**YOUR OBJECTIVE:** Retype the material below. Keep every word exactly as it is.
>>>
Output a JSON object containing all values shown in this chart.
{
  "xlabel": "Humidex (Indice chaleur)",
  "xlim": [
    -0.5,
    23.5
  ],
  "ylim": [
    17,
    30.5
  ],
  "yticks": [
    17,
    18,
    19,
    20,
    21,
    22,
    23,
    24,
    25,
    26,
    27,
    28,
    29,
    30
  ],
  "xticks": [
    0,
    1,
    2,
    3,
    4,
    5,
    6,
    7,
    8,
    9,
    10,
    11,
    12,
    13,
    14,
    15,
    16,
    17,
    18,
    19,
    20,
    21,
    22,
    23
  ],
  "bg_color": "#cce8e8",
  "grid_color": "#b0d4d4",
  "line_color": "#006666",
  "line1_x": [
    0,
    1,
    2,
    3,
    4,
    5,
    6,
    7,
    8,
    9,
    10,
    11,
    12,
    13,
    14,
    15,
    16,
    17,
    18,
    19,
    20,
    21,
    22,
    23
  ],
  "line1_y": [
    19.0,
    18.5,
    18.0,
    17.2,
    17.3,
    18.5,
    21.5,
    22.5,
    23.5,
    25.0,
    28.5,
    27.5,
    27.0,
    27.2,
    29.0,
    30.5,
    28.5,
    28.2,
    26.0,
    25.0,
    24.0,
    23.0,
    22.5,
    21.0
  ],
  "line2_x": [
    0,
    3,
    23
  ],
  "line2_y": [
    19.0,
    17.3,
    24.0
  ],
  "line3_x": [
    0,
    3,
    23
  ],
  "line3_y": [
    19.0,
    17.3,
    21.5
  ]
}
<<<
**RESULT OF THE TASK:**
Output a JSON object containing all values shown in this chart.
{
  "xlabel": "Humidex (Indice chaleur)",
  "xlim": [
    -0.5,
    23.5
  ],
  "ylim": [
    17,
    30.5
  ],
  "yticks": [
    17,
    18,
    19,
    20,
    21,
    22,
    23,
    24,
    25,
    26,
    27,
    28,
    29,
    30
  ],
  "xticks": [
    0,
    1,
    2,
    3,
    4,
    5,
    6,
    7,
    8,
    9,
    10,
    11,
    12,
    13,
    14,
    15,
    16,
    17,
    18,
    19,
    20,
    21,
    22,
    23
  ],
  "bg_color": "#cce8e8",
  "grid_color": "#b0d4d4",
  "line_color": "#006666",
  "line1_x": [
    0,
    1,
    2,
    3,
    4,
    5,
    6,
    7,
    8,
    9,
    10,
    11,
    12,
    13,
    14,
    15,
    16,
    17,
    18,
    19,
    20,
    21,
    22,
    23
  ],
  "line1_y": [
    19.0,
    18.5,
    18.0,
    17.2,
    17.3,
    18.5,
    21.5,
    22.5,
    23.5,
    25.0,
    28.5,
    27.5,
    27.0,
    27.2,
    29.0,
    30.5,
    28.5,
    28.2,
    26.0,
    25.0,
    24.0,
    23.0,
    22.5,
    21.0
  ],
  "line2_x": [
    0,
    3,
    23
  ],
  "line2_y": [
    19.0,
    17.3,
    24.0
  ],
  "line3_x": [
    0,
    3,
    23
  ],
  "line3_y": [
    19.0,
    17.3,
    21.5
  ]
}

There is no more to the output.